### WHAT THIS TASK INVOLVES:
Find the lines holding "przedszkolny" and copy them.

### RECORDS FOR THE TASK:
---

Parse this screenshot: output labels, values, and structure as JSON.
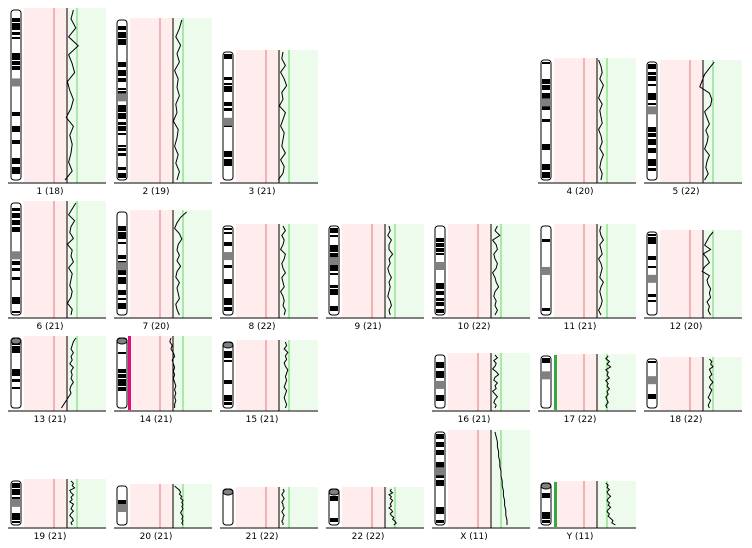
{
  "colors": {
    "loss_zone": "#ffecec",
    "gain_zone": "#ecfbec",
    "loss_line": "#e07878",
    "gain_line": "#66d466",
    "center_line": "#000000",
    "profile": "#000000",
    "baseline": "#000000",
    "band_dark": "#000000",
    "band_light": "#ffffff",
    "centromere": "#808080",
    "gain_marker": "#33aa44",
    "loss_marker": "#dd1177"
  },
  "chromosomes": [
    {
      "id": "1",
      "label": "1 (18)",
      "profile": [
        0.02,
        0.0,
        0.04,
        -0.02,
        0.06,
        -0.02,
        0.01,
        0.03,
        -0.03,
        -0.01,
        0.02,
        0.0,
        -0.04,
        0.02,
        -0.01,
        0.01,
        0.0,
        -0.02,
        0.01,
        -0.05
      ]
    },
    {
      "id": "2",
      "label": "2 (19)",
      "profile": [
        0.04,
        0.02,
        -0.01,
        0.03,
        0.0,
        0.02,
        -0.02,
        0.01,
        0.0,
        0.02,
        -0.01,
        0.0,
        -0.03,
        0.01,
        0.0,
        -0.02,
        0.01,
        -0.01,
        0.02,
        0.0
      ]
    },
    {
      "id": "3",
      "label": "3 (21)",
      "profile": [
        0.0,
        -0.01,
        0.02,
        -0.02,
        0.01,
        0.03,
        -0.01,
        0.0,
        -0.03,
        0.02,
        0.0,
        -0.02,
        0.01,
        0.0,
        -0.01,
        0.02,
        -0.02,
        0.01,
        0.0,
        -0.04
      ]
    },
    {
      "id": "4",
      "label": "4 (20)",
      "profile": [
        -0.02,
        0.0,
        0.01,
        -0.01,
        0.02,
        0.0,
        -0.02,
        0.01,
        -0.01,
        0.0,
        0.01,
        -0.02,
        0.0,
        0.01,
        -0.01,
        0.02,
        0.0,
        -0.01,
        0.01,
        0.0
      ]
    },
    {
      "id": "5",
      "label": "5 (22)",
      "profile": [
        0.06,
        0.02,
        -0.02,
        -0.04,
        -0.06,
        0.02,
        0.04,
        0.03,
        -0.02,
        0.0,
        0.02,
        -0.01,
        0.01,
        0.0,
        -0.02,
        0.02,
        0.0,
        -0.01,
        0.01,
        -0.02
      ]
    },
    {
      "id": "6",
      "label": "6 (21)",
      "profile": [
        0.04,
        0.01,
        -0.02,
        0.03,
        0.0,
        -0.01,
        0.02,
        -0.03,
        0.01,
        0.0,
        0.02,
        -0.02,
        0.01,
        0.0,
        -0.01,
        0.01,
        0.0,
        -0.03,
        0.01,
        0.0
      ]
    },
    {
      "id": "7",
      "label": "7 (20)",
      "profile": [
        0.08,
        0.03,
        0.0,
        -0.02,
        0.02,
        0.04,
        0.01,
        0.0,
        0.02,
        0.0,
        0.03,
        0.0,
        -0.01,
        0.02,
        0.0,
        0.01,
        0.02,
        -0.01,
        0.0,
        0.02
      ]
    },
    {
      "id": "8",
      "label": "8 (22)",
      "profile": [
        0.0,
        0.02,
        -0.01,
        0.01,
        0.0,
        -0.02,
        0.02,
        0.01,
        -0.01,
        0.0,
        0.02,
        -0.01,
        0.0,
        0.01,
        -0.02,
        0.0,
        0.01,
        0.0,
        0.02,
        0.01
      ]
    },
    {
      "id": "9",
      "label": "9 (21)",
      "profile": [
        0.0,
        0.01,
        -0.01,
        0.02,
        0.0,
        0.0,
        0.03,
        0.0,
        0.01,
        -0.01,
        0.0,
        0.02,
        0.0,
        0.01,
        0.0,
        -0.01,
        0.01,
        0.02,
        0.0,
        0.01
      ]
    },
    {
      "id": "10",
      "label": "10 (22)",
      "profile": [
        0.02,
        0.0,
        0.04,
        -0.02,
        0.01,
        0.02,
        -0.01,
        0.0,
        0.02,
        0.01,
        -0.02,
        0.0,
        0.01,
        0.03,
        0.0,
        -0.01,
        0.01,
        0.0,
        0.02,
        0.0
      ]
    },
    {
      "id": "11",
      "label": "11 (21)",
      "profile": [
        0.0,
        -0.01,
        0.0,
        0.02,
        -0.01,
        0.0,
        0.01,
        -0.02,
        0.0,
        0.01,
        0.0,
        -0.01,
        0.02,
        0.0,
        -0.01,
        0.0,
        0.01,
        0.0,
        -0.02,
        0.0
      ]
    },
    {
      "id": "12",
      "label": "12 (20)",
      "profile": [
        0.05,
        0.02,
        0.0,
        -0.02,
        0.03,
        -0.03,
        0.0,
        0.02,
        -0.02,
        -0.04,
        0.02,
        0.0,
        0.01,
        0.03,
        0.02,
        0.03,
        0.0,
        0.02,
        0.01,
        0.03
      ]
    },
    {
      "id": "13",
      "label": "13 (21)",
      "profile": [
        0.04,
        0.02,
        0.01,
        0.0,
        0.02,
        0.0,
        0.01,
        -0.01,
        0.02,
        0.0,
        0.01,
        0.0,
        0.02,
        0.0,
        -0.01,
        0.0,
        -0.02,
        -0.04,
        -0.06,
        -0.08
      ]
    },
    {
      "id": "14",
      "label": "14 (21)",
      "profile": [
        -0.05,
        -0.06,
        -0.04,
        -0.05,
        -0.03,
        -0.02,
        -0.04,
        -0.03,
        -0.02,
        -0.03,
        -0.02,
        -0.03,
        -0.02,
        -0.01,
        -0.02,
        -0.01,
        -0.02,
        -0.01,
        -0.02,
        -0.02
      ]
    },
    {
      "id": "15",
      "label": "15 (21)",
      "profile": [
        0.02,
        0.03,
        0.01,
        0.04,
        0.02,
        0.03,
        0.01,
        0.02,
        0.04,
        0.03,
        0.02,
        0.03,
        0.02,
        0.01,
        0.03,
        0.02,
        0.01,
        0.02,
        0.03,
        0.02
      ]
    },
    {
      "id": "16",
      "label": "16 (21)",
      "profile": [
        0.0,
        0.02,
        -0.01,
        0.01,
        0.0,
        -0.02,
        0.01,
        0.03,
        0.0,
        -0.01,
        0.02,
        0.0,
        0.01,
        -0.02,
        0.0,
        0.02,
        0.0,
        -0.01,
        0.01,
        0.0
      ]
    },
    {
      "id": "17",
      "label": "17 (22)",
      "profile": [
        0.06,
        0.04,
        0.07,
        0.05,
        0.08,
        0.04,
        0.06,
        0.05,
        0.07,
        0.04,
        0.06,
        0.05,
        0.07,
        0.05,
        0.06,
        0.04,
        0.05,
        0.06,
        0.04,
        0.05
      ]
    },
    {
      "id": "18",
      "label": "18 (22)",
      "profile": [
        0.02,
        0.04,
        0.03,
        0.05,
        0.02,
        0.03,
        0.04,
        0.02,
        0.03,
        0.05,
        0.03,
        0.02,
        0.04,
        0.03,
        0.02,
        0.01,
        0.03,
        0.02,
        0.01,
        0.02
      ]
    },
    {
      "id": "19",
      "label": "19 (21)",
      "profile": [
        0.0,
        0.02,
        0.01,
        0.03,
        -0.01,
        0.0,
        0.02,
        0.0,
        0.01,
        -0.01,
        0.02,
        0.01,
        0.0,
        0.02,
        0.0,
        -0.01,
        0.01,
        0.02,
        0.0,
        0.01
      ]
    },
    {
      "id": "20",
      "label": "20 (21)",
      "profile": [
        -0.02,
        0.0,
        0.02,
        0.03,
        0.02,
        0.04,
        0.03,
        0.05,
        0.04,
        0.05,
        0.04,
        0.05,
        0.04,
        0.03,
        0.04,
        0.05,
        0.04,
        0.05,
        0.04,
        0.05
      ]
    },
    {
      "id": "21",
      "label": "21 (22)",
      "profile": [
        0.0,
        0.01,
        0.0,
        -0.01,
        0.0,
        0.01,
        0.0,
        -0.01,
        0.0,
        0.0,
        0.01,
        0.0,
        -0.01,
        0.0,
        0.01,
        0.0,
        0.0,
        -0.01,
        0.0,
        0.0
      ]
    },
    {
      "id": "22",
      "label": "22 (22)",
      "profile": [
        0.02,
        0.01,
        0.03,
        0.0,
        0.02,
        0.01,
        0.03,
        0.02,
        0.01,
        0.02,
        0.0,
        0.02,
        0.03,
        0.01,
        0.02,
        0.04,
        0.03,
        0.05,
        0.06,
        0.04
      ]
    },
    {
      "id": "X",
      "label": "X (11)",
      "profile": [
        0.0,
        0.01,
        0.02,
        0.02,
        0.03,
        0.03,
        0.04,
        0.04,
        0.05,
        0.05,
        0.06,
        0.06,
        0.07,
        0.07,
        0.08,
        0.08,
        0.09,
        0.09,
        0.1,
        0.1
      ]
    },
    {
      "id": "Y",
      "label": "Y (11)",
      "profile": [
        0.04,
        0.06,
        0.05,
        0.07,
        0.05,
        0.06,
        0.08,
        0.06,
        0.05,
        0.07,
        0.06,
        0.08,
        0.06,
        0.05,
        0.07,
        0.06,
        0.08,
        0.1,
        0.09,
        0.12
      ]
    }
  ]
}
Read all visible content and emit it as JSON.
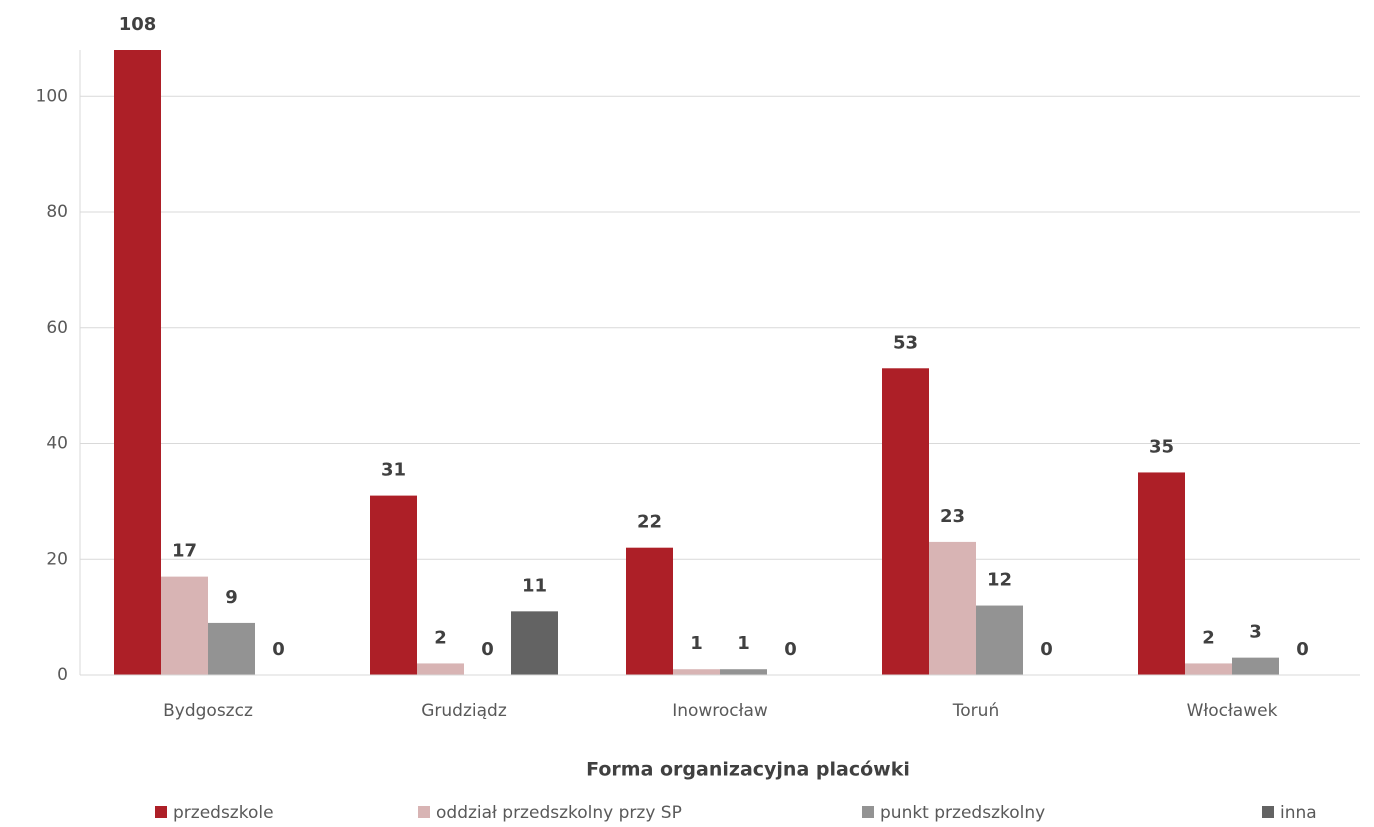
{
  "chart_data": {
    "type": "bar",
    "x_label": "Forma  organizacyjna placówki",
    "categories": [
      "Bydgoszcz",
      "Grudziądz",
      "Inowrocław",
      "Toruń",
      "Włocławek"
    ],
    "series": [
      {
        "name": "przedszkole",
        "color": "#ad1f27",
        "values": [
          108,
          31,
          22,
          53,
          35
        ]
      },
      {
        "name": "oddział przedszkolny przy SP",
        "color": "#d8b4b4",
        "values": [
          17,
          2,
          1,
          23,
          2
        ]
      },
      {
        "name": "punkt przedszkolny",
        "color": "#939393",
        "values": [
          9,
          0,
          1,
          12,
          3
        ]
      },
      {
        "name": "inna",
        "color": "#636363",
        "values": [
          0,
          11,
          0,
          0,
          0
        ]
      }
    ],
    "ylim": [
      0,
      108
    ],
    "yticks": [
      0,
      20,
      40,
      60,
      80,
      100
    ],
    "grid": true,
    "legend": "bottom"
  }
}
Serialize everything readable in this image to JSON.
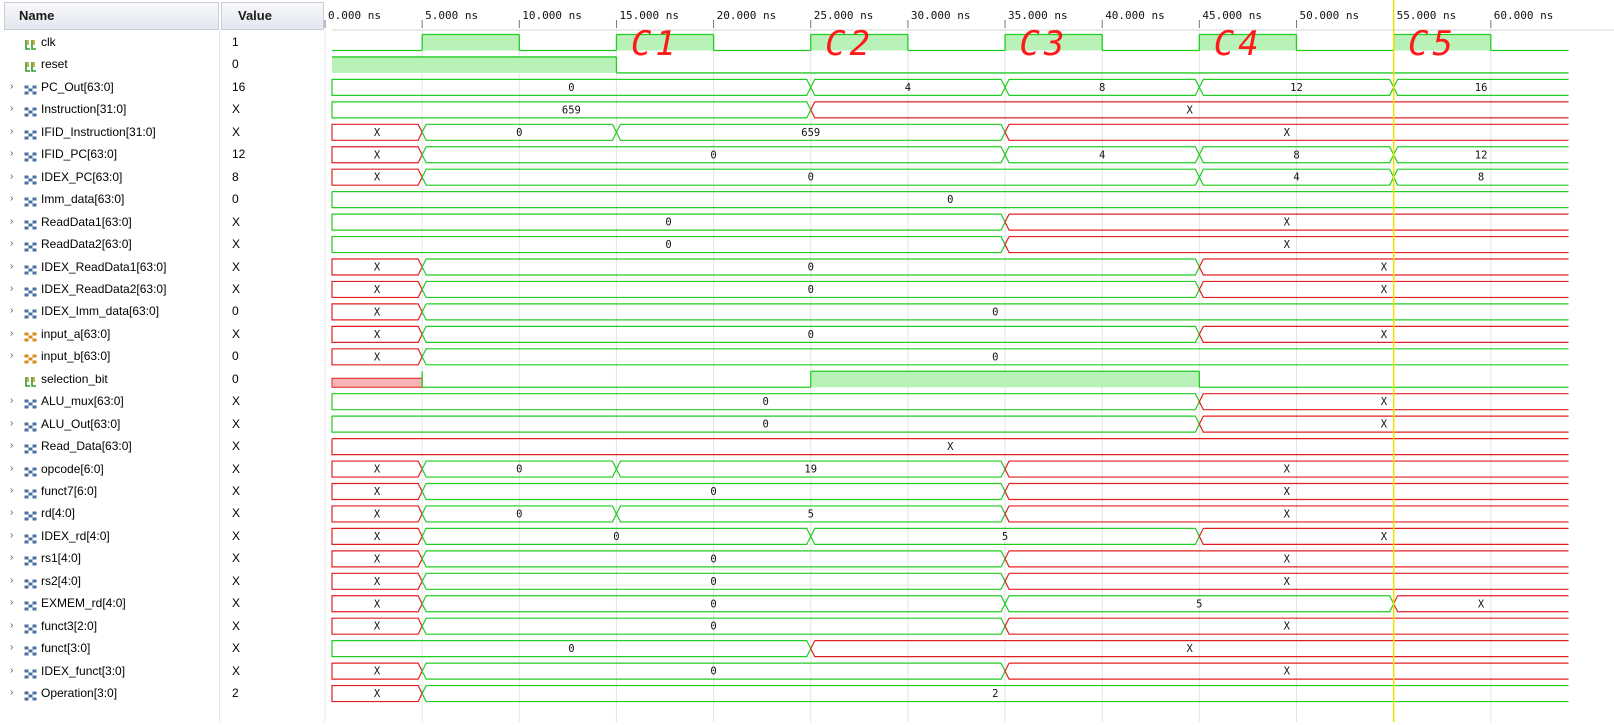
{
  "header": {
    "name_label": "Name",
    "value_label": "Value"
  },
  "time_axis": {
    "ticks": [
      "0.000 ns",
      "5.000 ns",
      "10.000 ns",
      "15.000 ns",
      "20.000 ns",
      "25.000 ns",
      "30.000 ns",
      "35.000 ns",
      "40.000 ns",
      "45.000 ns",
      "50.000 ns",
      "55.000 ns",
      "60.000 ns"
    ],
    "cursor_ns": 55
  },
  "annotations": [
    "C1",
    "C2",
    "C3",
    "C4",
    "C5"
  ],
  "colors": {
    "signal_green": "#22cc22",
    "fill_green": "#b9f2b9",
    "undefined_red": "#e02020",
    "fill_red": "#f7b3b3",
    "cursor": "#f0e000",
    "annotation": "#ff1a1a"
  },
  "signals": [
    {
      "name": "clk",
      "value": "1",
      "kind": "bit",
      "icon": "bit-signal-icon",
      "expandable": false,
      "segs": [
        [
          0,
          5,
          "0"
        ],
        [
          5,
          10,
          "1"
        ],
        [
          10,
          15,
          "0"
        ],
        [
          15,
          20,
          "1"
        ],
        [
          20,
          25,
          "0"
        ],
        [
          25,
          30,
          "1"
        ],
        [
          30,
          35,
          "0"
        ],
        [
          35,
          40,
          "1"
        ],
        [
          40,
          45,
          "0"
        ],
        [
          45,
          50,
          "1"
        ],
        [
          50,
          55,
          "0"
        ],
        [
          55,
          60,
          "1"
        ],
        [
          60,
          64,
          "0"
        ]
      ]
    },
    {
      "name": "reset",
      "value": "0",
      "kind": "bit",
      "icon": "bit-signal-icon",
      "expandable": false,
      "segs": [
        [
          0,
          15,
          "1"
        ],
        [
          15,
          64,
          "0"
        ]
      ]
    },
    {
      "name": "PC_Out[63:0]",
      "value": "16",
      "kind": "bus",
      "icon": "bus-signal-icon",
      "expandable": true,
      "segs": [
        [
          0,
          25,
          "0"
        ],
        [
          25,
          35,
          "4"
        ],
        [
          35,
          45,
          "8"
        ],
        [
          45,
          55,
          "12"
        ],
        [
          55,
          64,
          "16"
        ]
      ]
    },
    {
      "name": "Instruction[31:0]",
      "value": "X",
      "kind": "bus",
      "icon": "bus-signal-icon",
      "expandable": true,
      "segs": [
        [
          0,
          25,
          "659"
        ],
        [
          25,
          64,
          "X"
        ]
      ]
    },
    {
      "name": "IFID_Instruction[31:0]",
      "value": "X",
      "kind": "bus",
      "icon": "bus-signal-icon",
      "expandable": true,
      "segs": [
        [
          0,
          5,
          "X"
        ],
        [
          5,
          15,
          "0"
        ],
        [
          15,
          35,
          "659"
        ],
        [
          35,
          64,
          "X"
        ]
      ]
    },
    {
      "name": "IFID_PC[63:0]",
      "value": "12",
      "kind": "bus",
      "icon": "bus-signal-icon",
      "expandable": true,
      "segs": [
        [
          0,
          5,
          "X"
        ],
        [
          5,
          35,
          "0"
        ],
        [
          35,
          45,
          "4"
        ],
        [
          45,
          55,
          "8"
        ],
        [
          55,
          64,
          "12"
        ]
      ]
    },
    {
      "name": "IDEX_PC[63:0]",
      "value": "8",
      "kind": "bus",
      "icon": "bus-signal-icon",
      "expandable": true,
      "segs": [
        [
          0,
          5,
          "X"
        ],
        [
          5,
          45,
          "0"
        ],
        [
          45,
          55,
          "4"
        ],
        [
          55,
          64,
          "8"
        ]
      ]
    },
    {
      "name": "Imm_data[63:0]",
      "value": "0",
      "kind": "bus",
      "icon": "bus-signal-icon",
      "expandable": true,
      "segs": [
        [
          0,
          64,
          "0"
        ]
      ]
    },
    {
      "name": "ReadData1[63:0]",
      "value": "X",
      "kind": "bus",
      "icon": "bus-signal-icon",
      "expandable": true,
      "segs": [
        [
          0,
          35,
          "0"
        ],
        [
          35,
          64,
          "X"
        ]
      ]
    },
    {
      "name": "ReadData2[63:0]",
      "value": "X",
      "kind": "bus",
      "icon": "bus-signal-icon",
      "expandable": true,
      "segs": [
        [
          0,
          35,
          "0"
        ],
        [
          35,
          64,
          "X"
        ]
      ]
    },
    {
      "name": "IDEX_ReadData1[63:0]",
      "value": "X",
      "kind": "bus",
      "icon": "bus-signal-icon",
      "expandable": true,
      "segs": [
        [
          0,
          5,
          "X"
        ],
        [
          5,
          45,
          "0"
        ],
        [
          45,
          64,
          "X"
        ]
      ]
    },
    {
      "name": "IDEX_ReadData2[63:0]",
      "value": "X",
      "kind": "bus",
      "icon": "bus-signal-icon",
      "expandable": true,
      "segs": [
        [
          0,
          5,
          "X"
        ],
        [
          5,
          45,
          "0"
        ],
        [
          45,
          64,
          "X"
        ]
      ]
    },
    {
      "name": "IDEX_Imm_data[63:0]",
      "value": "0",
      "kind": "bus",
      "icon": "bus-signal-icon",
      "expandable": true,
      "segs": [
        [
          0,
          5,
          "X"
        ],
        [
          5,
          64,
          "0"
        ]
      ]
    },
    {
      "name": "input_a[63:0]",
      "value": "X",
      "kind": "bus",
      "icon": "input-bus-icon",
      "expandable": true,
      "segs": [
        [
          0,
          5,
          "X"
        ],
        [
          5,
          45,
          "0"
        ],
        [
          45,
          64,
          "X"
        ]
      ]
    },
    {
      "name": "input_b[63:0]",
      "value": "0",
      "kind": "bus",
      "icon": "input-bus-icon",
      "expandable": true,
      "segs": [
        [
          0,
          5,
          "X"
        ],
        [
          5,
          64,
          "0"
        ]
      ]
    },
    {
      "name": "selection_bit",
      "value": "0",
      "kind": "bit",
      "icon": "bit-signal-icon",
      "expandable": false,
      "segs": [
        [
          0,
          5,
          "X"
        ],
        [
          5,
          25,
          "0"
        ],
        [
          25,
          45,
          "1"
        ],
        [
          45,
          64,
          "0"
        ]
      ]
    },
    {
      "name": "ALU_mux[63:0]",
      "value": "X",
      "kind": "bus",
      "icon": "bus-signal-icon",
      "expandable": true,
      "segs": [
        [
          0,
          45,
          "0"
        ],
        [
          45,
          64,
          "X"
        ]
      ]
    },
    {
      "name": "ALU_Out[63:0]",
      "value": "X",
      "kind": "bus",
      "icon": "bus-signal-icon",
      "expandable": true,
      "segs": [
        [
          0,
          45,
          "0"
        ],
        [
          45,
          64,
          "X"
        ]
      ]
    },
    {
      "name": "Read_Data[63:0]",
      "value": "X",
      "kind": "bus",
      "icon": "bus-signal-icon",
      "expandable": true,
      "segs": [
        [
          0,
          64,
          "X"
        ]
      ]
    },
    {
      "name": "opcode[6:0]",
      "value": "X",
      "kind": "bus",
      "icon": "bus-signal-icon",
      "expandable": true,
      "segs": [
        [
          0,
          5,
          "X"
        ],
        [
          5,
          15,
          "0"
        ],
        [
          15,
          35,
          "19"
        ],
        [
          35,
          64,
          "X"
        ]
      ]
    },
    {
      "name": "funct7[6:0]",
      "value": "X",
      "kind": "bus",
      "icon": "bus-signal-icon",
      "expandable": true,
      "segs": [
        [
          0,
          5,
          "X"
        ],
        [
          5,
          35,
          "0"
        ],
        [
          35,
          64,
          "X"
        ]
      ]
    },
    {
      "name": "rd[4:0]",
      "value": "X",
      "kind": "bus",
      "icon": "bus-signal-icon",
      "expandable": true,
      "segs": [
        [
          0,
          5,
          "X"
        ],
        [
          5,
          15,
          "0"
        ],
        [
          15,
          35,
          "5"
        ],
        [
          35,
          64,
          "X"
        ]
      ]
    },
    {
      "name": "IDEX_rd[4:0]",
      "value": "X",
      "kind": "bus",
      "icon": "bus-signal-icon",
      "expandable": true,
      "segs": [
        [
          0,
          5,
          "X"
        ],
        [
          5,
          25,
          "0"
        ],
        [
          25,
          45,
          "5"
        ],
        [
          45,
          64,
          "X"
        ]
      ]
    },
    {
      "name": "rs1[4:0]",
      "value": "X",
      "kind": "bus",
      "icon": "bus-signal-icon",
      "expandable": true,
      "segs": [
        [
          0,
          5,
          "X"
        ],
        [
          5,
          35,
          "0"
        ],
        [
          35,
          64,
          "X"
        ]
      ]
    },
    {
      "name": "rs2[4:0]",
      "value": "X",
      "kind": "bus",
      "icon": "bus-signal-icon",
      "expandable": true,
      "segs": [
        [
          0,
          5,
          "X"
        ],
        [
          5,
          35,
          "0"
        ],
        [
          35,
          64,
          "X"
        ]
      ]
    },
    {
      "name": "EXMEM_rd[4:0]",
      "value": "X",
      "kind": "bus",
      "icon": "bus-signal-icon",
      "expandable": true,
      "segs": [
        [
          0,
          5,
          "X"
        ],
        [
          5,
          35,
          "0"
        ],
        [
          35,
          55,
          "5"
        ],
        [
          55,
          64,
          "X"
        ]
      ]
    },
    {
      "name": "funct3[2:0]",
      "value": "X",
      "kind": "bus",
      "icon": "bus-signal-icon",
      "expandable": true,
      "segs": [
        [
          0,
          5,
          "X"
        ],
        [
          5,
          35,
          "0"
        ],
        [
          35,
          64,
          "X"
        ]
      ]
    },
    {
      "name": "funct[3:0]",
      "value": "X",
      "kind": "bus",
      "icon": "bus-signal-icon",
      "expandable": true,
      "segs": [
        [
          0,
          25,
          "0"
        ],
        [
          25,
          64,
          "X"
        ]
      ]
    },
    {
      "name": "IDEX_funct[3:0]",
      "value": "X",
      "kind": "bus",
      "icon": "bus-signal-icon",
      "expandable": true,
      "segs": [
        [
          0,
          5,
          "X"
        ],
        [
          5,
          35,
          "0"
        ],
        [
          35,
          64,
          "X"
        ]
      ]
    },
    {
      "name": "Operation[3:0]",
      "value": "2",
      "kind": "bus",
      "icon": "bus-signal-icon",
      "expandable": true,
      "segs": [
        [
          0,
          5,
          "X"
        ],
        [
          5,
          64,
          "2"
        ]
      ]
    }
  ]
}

---

### COMPLETE ANSWER:
        "name": "oddział przedszkolny przy SP",
        "name": "punkt przedszkolny",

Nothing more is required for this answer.